TASK TO CARRY OUT: Exclude the pictures and return every line exactly as written.

══════

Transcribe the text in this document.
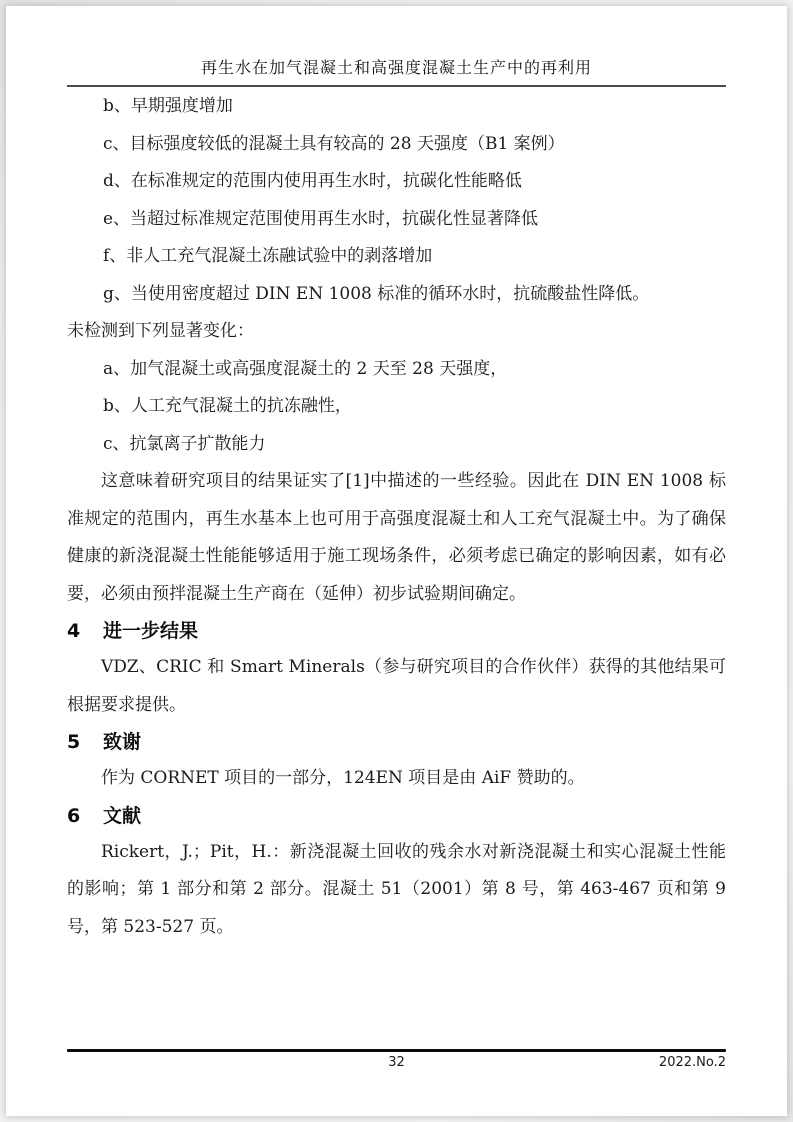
再生水在加气混凝土和高强度混凝土生产中的再利用
b、早期强度增加
c、目标强度较低的混凝土具有较高的 28 天强度（B1 案例）
d、在标准规定的范围内使用再生水时，抗碳化性能略低
e、当超过标准规定范围使用再生水时，抗碳化性显著降低
f、非人工充气混凝土冻融试验中的剥落增加
g、当使用密度超过 DIN EN 1008 标准的循环水时，抗硫酸盐性降低。
未检测到下列显著变化：
a、加气混凝土或高强度混凝土的 2 天至 28 天强度，
b、人工充气混凝土的抗冻融性，
c、抗氯离子扩散能力

这意味着研究项目的结果证实了[1]中描述的一些经验。因此在 DIN EN 1008 标准规定的范围内，再生水基本上也可用于高强度混凝土和人工充气混凝土中。为了确保健康的新浇混凝土性能能够适用于施工现场条件，必须考虑已确定的影响因素，如有必要，必须由预拌混凝土生产商在（延伸）初步试验期间确定。

4	进一步结果

VDZ、CRIC 和 Smart Minerals（参与研究项目的合作伙伴）获得的其他结果可根据要求提供。

5	致谢

作为 CORNET 项目的一部分，124EN 项目是由 AiF 赞助的。

6	文献

Rickert，J.；Pit，H.：新浇混凝土回收的残余水对新浇混凝土和实心混凝土性能的影响；第 1 部分和第 2 部分。混凝土 51（2001）第 8 号，第 463-467 页和第 9 号，第 523-527 页。

32	2022.No.2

══════

SOLUTION TO THIS EXERCISE:
Transcribe the text in this document.
再生水在加气混凝土和高强度混凝土生产中的再利用
b、早期强度增加
c、目标强度较低的混凝土具有较高的 28 天强度（B1 案例）
d、在标准规定的范围内使用再生水时，抗碳化性能略低
e、当超过标准规定范围使用再生水时，抗碳化性显著降低
f、非人工充气混凝土冻融试验中的剥落增加
g、当使用密度超过 DIN EN 1008 标准的循环水时，抗硫酸盐性降低。
未检测到下列显著变化：
a、加气混凝土或高强度混凝土的 2 天至 28 天强度，
b、人工充气混凝土的抗冻融性，
c、抗氯离子扩散能力

这意味着研究项目的结果证实了[1]中描述的一些经验。因此在 DIN EN 1008 标准规定的范围内，再生水基本上也可用于高强度混凝土和人工充气混凝土中。为了确保健康的新浇混凝土性能能够适用于施工现场条件，必须考虑已确定的影响因素，如有必要，必须由预拌混凝土生产商在（延伸）初步试验期间确定。

4	进一步结果

VDZ、CRIC 和 Smart Minerals（参与研究项目的合作伙伴）获得的其他结果可根据要求提供。

5	致谢

作为 CORNET 项目的一部分，124EN 项目是由 AiF 赞助的。

6	文献

Rickert，J.；Pit，H.：新浇混凝土回收的残余水对新浇混凝土和实心混凝土性能的影响；第 1 部分和第 2 部分。混凝土 51（2001）第 8 号，第 463-467 页和第 9 号，第 523-527 页。

32	2022.No.2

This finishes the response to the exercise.